* _Data for this exercise_:
* Start *

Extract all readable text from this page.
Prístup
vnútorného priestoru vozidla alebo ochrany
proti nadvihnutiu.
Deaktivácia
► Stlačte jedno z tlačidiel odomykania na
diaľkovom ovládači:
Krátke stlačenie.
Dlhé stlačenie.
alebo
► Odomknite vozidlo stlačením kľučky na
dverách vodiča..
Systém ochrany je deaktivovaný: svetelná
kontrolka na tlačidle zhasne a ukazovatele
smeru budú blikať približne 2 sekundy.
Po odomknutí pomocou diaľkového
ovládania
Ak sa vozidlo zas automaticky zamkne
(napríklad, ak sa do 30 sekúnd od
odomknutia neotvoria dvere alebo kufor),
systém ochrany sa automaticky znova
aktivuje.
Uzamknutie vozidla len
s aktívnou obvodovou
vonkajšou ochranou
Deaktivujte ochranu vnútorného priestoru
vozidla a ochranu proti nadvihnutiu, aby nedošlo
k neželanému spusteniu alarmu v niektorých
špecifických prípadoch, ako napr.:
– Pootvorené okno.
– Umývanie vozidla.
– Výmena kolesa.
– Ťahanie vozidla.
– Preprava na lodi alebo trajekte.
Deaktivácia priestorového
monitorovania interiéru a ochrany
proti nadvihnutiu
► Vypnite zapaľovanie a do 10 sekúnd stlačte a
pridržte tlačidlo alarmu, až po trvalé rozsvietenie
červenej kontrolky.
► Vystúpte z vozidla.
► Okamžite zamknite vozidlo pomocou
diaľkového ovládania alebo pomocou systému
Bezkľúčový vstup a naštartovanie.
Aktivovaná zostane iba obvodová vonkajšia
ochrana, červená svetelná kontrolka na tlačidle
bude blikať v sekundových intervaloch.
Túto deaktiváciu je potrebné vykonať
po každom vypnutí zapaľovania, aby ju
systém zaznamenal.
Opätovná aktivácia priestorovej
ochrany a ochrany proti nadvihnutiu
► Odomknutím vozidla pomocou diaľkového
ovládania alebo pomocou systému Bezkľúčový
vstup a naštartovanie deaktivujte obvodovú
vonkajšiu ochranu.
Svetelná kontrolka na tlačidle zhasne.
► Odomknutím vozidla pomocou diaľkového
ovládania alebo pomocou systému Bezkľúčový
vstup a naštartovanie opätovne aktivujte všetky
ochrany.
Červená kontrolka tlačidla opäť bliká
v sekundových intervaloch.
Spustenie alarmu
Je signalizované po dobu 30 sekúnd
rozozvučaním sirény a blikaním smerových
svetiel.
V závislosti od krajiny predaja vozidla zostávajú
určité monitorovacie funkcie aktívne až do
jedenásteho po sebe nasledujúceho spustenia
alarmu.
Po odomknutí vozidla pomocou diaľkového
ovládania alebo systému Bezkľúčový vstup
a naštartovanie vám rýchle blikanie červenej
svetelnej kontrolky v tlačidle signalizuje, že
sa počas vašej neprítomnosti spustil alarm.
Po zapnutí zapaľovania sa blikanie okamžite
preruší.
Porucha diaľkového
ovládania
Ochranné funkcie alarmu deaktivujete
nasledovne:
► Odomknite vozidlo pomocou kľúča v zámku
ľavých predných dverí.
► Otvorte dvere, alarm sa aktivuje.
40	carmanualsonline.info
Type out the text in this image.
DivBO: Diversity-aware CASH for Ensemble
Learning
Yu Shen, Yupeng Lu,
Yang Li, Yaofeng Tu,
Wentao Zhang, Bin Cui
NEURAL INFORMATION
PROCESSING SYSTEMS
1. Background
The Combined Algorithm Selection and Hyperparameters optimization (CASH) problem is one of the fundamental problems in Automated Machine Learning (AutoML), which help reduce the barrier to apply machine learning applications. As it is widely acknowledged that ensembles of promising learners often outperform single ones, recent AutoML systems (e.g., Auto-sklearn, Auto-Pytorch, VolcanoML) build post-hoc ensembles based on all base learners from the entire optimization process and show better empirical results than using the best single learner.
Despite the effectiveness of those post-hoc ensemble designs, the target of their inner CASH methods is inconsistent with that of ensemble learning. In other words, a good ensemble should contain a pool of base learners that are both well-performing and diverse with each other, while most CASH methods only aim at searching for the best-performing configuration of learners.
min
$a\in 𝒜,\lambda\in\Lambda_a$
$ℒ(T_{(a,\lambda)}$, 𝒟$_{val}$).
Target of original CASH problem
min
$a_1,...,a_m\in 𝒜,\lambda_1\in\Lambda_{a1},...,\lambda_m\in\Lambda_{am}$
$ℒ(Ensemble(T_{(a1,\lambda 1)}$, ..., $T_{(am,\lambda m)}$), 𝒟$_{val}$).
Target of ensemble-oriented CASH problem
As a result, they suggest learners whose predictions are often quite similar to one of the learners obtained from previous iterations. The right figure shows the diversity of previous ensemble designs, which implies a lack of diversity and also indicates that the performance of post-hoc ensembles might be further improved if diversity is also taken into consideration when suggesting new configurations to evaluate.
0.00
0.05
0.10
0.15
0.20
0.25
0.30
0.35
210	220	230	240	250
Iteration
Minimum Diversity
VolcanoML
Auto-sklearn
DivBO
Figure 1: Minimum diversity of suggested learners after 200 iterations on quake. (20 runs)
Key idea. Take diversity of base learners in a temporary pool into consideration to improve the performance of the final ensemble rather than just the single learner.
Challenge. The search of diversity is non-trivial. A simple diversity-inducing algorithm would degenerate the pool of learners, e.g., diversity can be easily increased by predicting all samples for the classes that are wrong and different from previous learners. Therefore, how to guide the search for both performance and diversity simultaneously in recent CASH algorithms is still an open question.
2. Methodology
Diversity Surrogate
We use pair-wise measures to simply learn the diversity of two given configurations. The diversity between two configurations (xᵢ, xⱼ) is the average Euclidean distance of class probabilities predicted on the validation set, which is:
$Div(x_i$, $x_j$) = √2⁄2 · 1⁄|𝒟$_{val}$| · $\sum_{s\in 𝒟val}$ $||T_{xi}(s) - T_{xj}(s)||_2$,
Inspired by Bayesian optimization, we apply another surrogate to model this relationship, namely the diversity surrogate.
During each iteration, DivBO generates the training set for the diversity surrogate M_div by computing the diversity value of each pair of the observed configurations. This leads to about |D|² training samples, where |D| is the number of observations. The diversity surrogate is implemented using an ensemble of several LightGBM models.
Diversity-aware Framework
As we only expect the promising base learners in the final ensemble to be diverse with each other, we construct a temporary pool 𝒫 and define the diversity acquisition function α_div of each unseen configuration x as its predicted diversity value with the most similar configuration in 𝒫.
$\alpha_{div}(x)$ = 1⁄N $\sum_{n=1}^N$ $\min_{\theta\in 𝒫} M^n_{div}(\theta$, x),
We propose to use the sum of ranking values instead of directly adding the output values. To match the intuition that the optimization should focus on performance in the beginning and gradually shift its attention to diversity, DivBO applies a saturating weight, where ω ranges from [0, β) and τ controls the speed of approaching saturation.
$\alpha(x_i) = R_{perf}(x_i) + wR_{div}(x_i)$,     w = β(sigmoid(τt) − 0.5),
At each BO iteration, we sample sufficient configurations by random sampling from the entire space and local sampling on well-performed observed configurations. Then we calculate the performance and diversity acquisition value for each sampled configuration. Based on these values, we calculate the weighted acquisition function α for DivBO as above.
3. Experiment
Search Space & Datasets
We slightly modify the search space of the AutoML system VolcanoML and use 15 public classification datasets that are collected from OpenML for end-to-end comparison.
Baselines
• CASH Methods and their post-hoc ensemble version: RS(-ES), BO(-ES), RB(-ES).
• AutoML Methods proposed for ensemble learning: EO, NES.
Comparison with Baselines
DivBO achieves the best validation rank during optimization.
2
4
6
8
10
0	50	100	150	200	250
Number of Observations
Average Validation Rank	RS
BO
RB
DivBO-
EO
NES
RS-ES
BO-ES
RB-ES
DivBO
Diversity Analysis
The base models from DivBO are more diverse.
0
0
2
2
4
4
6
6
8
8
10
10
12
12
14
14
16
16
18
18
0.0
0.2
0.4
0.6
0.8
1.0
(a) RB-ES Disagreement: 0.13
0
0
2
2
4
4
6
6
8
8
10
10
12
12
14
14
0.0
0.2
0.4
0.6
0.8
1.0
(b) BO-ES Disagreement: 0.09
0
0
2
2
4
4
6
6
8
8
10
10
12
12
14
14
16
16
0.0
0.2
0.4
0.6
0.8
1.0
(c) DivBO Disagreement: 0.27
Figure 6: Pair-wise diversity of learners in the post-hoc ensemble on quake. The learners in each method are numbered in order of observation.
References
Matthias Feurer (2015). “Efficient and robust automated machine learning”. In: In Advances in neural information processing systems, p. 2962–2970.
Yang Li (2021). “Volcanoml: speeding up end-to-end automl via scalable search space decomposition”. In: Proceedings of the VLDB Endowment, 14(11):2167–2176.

* End *

* _Work to be completed_:
Your answer should be only the number of lines that hold the word "proti".

* _Result_:
4